• DATA EXCERPTS:
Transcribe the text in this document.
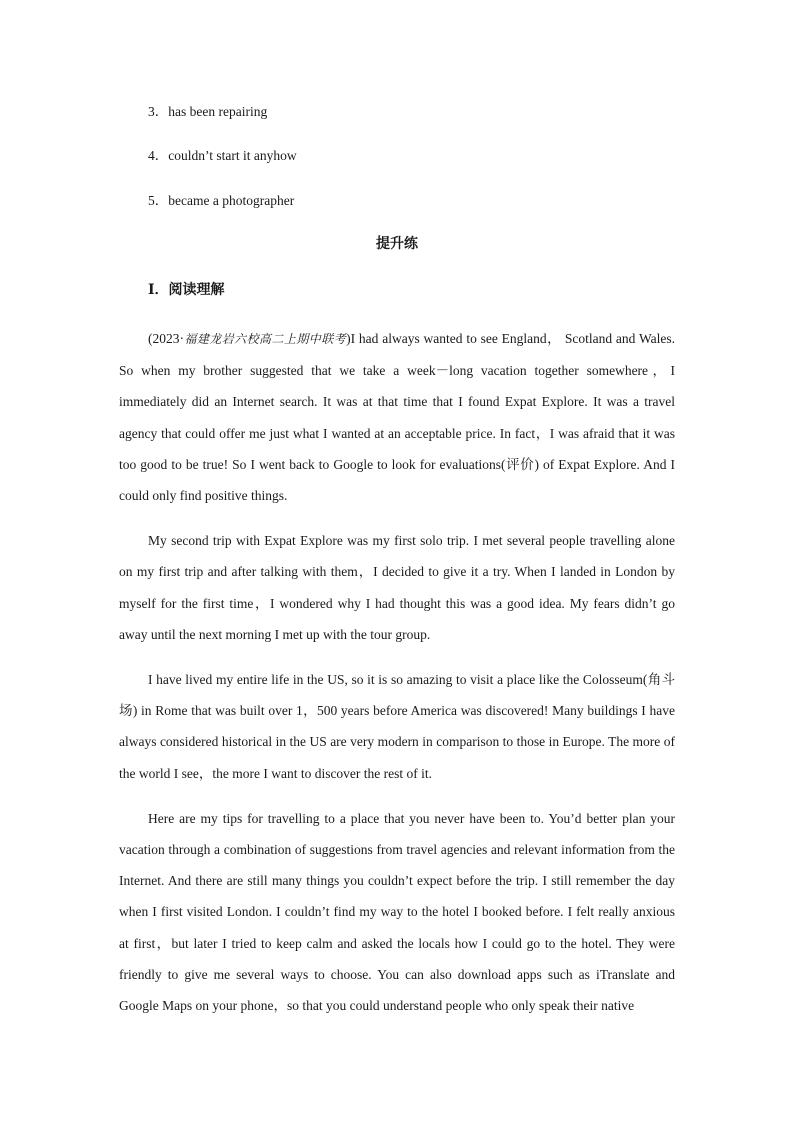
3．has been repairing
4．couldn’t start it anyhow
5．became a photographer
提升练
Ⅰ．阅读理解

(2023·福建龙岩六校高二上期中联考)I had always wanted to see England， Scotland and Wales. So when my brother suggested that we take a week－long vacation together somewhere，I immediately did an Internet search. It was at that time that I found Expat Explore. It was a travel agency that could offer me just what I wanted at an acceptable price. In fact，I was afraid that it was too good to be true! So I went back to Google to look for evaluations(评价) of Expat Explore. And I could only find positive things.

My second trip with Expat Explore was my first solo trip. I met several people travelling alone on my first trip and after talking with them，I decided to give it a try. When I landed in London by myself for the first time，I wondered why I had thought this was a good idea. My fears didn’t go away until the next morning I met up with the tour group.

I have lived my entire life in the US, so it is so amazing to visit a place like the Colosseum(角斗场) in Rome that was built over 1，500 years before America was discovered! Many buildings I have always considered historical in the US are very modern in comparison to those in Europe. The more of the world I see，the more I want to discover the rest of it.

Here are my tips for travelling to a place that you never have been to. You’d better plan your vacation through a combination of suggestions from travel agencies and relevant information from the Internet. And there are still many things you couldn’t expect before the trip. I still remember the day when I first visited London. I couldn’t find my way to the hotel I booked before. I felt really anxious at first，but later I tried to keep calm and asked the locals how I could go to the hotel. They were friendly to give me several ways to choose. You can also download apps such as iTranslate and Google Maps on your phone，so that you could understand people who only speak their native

• WRITTEN EXERCISE:
Copy out every line from the material above in which the word "Expat" appears.

• FINAL ANSWER:
(2023·福建龙岩六校高二上期中联考)I had always wanted to see England， Scotland and Wales. So when my brother suggested that we take a week－long vacation together somewhere，I immediately did an Internet search. It was at that time that I found Expat Explore. It was a travel agency that could offer me just what I wanted at an acceptable price. In fact，I was afraid that it was too good to be true! So I went back to Google to look for evaluations(评价) of Expat Explore. And I could only find positive things.
My second trip with Expat Explore was my first solo trip. I met several people travelling alone on my first trip and after talking with them，I decided to give it a try. When I landed in London by myself for the first time，I wondered why I had thought this was a good idea. My fears didn’t go away until the next morning I met up with the tour group.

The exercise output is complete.